* _Task_
Lines containing the word "Directeur" are the ones to copy from the records below.

* _Stored rows_

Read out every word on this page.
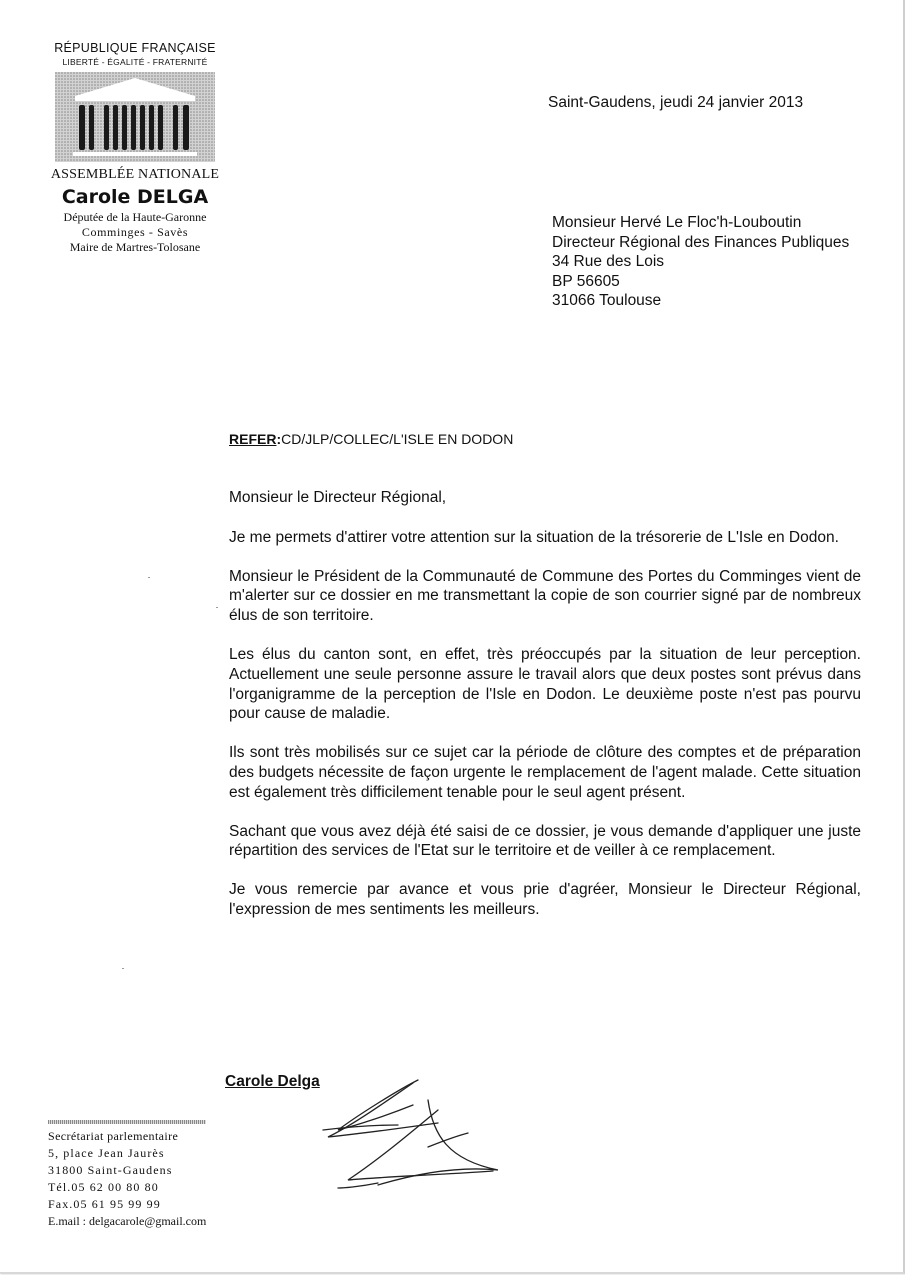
RÉPUBLIQUE FRANÇAISE

LIBERTÉ - ÉGALITÉ - FRATERNITÉ

ASSEMBLÉE NATIONALE

Carole DELGA

Députée de la Haute-Garonne

Comminges - Savès

Maire de Martres-Tolosane

Saint-Gaudens, jeudi 24 janvier 2013

Monsieur Hervé Le Floc'h-Louboutin
Directeur Régional des Finances Publiques
34 Rue des Lois
BP 56605
31066 Toulouse
REFER:CD/JLP/COLLEC/L'ISLE EN DODON

Monsieur le Directeur Régional,

Je me permets d'attirer votre attention sur la situation de la trésorerie de L'Isle en Dodon.

Monsieur le Président de la Communauté de Commune des Portes du Comminges vient de m'alerter sur ce dossier en me transmettant la copie de son courrier signé par de nombreux élus de son territoire.

Les élus du canton sont, en effet, très préoccupés par la situation de leur perception. Actuellement une seule personne assure le travail alors que deux postes sont prévus dans l'organigramme de la perception de l'Isle en Dodon. Le deuxième poste n'est pas pourvu pour cause de maladie.

Ils sont très mobilisés sur ce sujet car la période de clôture des comptes et de préparation des budgets nécessite de façon urgente le remplacement de l'agent malade. Cette situation est également très difficilement tenable pour le seul agent présent.

Sachant que vous avez déjà été saisi de ce dossier, je vous demande d'appliquer une juste répartition des services de l'Etat sur le territoire et de veiller à ce remplacement.

Je vous remercie par avance et vous prie d'agréer, Monsieur le Directeur Régional, l'expression de mes sentiments les meilleurs.

Carole Delga
Secrétariat parlementaire
5, place Jean Jaurès
31800 Saint-Gaudens
Tél.05 62 00 80 80
Fax.05 61 95 99 99
E.mail : delgacarole@gmail.com
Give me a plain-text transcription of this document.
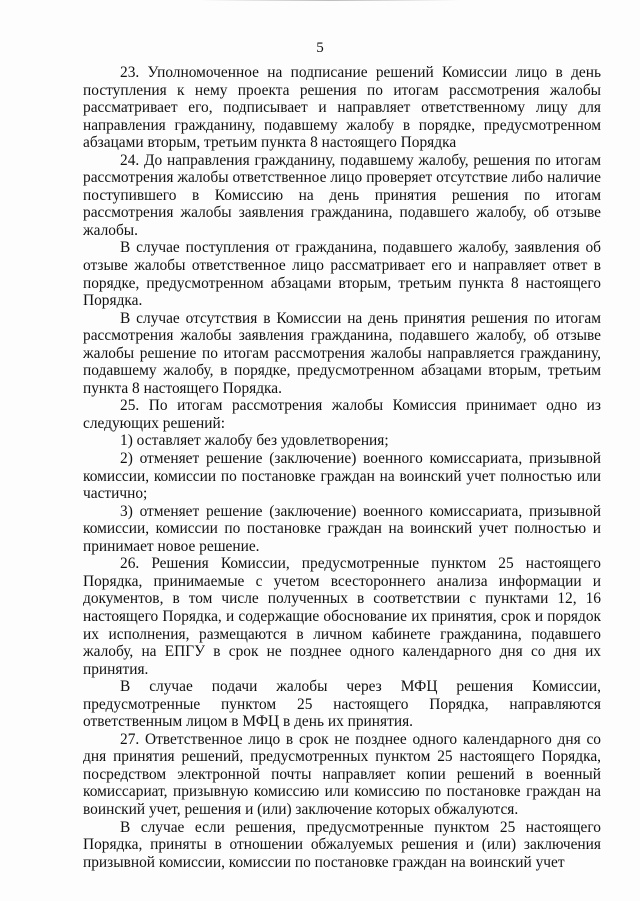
5

23. Уполномоченное на подписание решений Комиссии лицо в день поступления к нему проекта решения по итогам рассмотрения жалобы рассматривает его, подписывает и направляет ответственному лицу для направления гражданину, подавшему жалобу в порядке, предусмотренном абзацами вторым, третьим пункта 8 настоящего Порядка

24. До направления гражданину, подавшему жалобу, решения по итогам рассмотрения жалобы ответственное лицо проверяет отсутствие либо наличие поступившего в Комиссию на день принятия решения по итогам рассмотрения жалобы заявления гражданина, подавшего жалобу, об отзыве жалобы.

В случае поступления от гражданина, подавшего жалобу, заявления об отзыве жалобы ответственное лицо рассматривает его и направляет ответ в порядке, предусмотренном абзацами вторым, третьим пункта 8 настоящего Порядка.

В случае отсутствия в Комиссии на день принятия решения по итогам рассмотрения жалобы заявления гражданина, подавшего жалобу, об отзыве жалобы решение по итогам рассмотрения жалобы направляется гражданину, подавшему жалобу, в порядке, предусмотренном абзацами вторым, третьим пункта 8 настоящего Порядка.

25. По итогам рассмотрения жалобы Комиссия принимает одно из следующих решений:

1) оставляет жалобу без удовлетворения;

2) отменяет решение (заключение) военного комиссариата, призывной комиссии, комиссии по постановке граждан на воинский учет полностью или частично;

3) отменяет решение (заключение) военного комиссариата, призывной комиссии, комиссии по постановке граждан на воинский учет полностью и принимает новое решение.

26. Решения Комиссии, предусмотренные пунктом 25 настоящего Порядка, принимаемые с учетом всестороннего анализа информации и документов, в том числе полученных в соответствии с пунктами 12, 16 настоящего Порядка, и содержащие обоснование их принятия, срок и порядок их исполнения, размещаются в личном кабинете гражданина, подавшего жалобу, на ЕПГУ в срок не позднее одного календарного дня со дня их принятия.

В случае подачи жалобы через МФЦ решения Комиссии, предусмотренные пунктом 25 настоящего Порядка, направляются ответственным лицом в МФЦ в день их принятия.

27. Ответственное лицо в срок не позднее одного календарного дня со дня принятия решений, предусмотренных пунктом 25 настоящего Порядка, посредством электронной почты направляет копии решений в военный комиссариат, призывную комиссию или комиссию по постановке граждан на воинский учет, решения и (или) заключение которых обжалуются.

В случае если решения, предусмотренные пунктом 25 настоящего Порядка, приняты в отношении обжалуемых решения и (или) заключения призывной комиссии, комиссии по постановке граждан на воинский учет
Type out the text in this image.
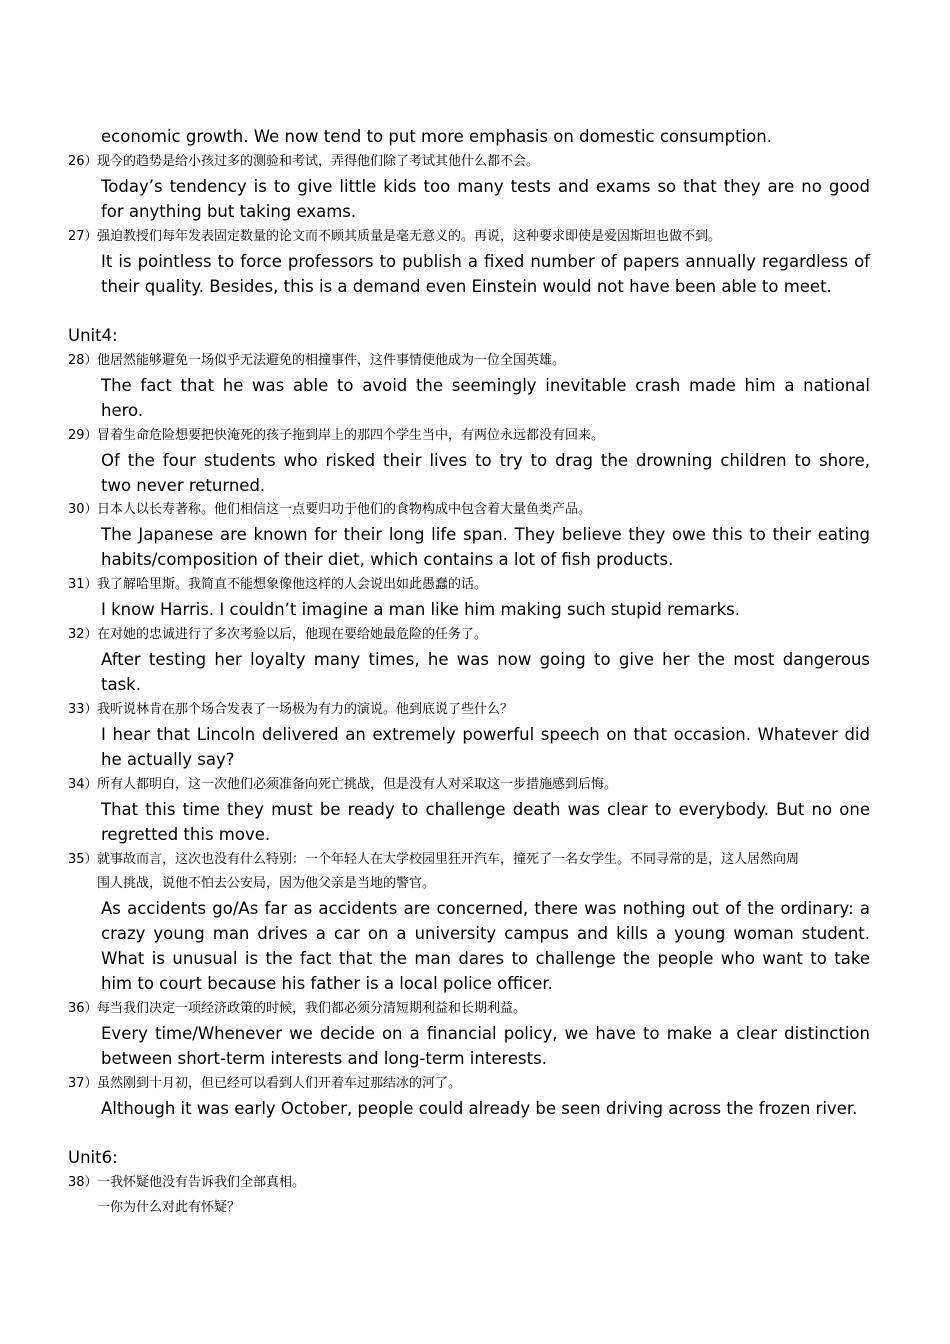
economic growth. We now tend to put more emphasis on domestic consumption.
26） 现今的趋势是给小孩过多的测验和考试，弄得他们除了考试其他什么都不会。
Today’s tendency is to give little kids too many tests and exams so that they are no good
for anything but taking exams.
27） 强迫教授们每年发表固定数量的论文而不顾其质量是毫无意义的。再说，这种要求即使是爱因斯坦也做不到。
It is pointless to force professors to publish a fixed number of papers annually regardless of
their quality. Besides, this is a demand even Einstein would not have been able to meet.
Unit4:
28） 他居然能够避免一场似乎无法避免的相撞事件，这件事情使他成为一位全国英雄。
The fact that he was able to avoid the seemingly inevitable crash made him a national
hero.
29） 冒着生命危险想要把快淹死的孩子拖到岸上的那四个学生当中，有两位永远都没有回来。
Of the four students who risked their lives to try to drag the drowning children to shore,
two never returned.
30） 日本人以长寿著称。他们相信这一点要归功于他们的食物构成中包含着大量鱼类产品。
The Japanese are known for their long life span. They believe they owe this to their eating
habits/composition of their diet, which contains a lot of fish products.
31） 我了解哈里斯。我简直不能想象像他这样的人会说出如此愚蠢的话。
I know Harris. I couldn’t imagine a man like him making such stupid remarks.
32） 在对她的忠诚进行了多次考验以后，他现在要给她最危险的任务了。
After testing her loyalty many times, he was now going to give her the most dangerous
task.
33） 我听说林肯在那个场合发表了一场极为有力的演说。他到底说了些什么？
I hear that Lincoln delivered an extremely powerful speech on that occasion. Whatever did
he actually say?
34） 所有人都明白，这一次他们必须准备向死亡挑战，但是没有人对采取这一步措施感到后悔。
That this time they must be ready to challenge death was clear to everybody. But no one
regretted this move.
35） 就事故而言，这次也没有什么特别：一个年轻人在大学校园里狂开汽车，撞死了一名女学生。不同寻常的是，这人居然向周
围人挑战，说他不怕去公安局，因为他父亲是当地的警官。
As accidents go/As far as accidents are concerned, there was nothing out of the ordinary: a
crazy young man drives a car on a university campus and kills a young woman student.
What is unusual is the fact that the man dares to challenge the people who want to take
him to court because his father is a local police officer.
36） 每当我们决定一项经济政策的时候，我们都必须分清短期利益和长期利益。
Every time/Whenever we decide on a financial policy, we have to make a clear distinction
between short-term interests and long-term interests.
37） 虽然刚到十月初，但已经可以看到人们开着车过那结冰的河了。
Although it was early October, people could already be seen driving across the frozen river.
Unit6:
38） 一我怀疑他没有告诉我们全部真相。
一你为什么对此有怀疑？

* _Result of the exercise_
Directeur Régional des Finances Publiques
Monsieur le Directeur Régional,
Je vous remercie par avance et vous prie d'agréer, Monsieur le Directeur Régional, l'expression de mes sentiments les meilleurs.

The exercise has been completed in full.